→ **Work required**
Write out all the entries word for word, but skip any images.

____

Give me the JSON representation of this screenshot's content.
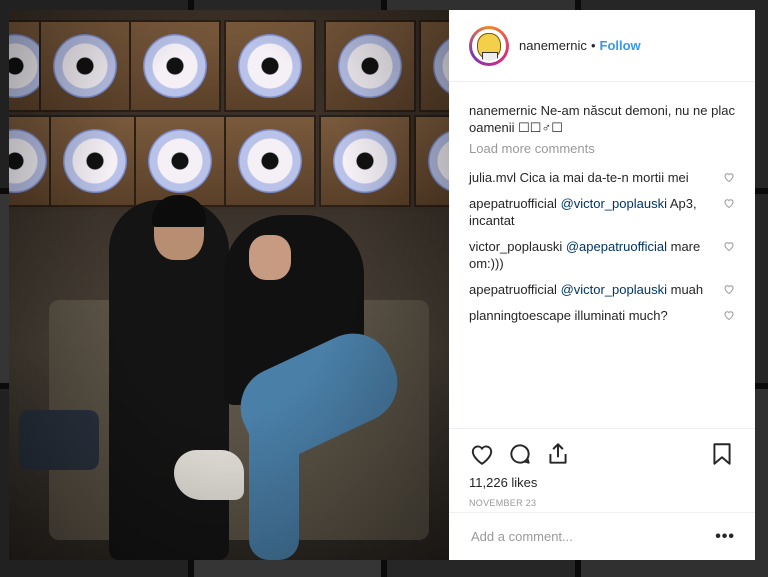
{
  "post": {
    "username": "nanemernic",
    "separator": "•",
    "follow_label": "Follow",
    "caption_user": "nanemernic",
    "caption_text": "Ne-am născut demoni, nu ne plac oamenii ☐☐♂☐",
    "load_more": "Load more comments",
    "comments": [
      {
        "user": "julia.mvl",
        "text": "Cica ia mai da-te-n mortii mei",
        "mention": ""
      },
      {
        "user": "apepatruofficial",
        "mention": "@victor_poplauski",
        "text": "Ap3, incantat"
      },
      {
        "user": "victor_poplauski",
        "mention": "@apepatruofficial",
        "text": "mare om:)))"
      },
      {
        "user": "apepatruofficial",
        "mention": "@victor_poplauski",
        "text": "muah"
      },
      {
        "user": "planningtoescape",
        "text": "illuminati much?",
        "mention": ""
      }
    ],
    "likes": "11,226 likes",
    "date": "NOVEMBER 23",
    "add_comment_placeholder": "Add a comment...",
    "more_options": "•••"
  },
  "icons": {
    "like": "heart-icon",
    "comment": "comment-icon",
    "share": "share-icon",
    "save": "bookmark-icon",
    "comment_like": "heart-icon"
  },
  "colors": {
    "link": "#3897f0",
    "mention": "#003569",
    "text": "#262626",
    "muted": "#999999"
  }
}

____

→ **Exercise result**
Give me the JSON representation of this screenshot's content.
{
  "post": {
    "username": "nanemernic",
    "separator": "•",
    "follow_label": "Follow",
    "caption_user": "nanemernic",
    "caption_text": "Ne-am născut demoni, nu ne plac oamenii ☐☐♂☐",
    "load_more": "Load more comments",
    "comments": [
      {
        "user": "julia.mvl",
        "text": "Cica ia mai da-te-n mortii mei",
        "mention": ""
      },
      {
        "user": "apepatruofficial",
        "mention": "@victor_poplauski",
        "text": "Ap3, incantat"
      },
      {
        "user": "victor_poplauski",
        "mention": "@apepatruofficial",
        "text": "mare om:)))"
      },
      {
        "user": "apepatruofficial",
        "mention": "@victor_poplauski",
        "text": "muah"
      },
      {
        "user": "planningtoescape",
        "text": "illuminati much?",
        "mention": ""
      }
    ],
    "likes": "11,226 likes",
    "date": "NOVEMBER 23",
    "add_comment_placeholder": "Add a comment...",
    "more_options": "•••"
  },
  "icons": {
    "like": "heart-icon",
    "comment": "comment-icon",
    "share": "share-icon",
    "save": "bookmark-icon",
    "comment_like": "heart-icon"
  },
  "colors": {
    "link": "#3897f0",
    "mention": "#003569",
    "text": "#262626",
    "muted": "#999999"
  }
}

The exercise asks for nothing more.